Saved entries
++++

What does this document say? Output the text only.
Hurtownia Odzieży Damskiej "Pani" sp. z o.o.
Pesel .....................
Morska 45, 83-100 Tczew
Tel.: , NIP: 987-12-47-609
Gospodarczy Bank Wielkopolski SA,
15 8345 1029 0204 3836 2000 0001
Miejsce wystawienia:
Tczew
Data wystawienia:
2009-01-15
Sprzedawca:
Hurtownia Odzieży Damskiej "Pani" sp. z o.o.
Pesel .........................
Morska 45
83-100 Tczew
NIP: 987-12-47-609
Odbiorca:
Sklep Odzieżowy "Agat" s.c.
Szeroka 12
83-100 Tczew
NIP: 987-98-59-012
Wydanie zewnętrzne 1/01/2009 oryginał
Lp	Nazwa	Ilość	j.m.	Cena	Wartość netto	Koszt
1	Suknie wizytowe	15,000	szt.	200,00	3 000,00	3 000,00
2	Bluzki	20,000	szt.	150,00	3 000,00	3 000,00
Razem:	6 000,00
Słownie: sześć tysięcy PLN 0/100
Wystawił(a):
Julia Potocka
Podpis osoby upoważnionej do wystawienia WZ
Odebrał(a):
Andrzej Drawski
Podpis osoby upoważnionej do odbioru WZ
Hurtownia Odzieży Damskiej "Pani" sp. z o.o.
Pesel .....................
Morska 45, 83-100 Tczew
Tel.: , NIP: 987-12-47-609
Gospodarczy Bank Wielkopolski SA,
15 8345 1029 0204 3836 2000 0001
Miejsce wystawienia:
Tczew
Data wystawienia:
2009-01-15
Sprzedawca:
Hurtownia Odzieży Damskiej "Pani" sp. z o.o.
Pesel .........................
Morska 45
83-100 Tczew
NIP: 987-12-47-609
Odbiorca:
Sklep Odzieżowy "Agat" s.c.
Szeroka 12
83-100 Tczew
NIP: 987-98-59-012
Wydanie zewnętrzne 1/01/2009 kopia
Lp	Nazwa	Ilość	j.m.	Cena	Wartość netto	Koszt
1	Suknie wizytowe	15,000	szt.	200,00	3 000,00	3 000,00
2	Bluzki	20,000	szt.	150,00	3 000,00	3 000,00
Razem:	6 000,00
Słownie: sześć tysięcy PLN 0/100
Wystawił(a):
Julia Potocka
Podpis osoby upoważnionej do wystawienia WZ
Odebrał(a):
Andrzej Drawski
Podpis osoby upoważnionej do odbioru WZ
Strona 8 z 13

++++

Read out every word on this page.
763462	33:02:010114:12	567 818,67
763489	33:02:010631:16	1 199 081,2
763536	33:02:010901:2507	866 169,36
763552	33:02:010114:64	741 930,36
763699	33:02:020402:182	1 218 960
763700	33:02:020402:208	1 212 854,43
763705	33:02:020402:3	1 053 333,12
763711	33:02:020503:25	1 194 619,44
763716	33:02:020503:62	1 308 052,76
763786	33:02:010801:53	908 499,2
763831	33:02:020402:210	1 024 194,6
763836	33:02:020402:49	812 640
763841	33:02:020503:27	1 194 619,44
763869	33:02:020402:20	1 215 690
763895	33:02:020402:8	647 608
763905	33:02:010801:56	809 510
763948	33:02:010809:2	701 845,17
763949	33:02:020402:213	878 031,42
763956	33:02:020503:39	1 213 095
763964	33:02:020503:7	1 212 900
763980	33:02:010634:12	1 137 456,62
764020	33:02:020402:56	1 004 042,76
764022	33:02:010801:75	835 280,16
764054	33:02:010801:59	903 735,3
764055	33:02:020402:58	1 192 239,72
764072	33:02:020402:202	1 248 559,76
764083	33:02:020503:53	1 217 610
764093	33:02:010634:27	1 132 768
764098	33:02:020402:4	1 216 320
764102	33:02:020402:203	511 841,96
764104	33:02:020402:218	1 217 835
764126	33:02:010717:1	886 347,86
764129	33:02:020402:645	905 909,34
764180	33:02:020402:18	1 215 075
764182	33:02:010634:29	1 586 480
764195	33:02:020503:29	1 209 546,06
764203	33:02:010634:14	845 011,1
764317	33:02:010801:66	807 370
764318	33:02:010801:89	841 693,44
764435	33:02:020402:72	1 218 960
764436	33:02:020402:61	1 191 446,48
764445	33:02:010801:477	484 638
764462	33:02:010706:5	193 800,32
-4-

++++

Problem statement:
Go through the listing above and pull out each line containing the word "zewnętrzne".

Task output:
Wydanie zewnętrzne 1/01/2009 oryginał
Wydanie zewnętrzne 1/01/2009 kopia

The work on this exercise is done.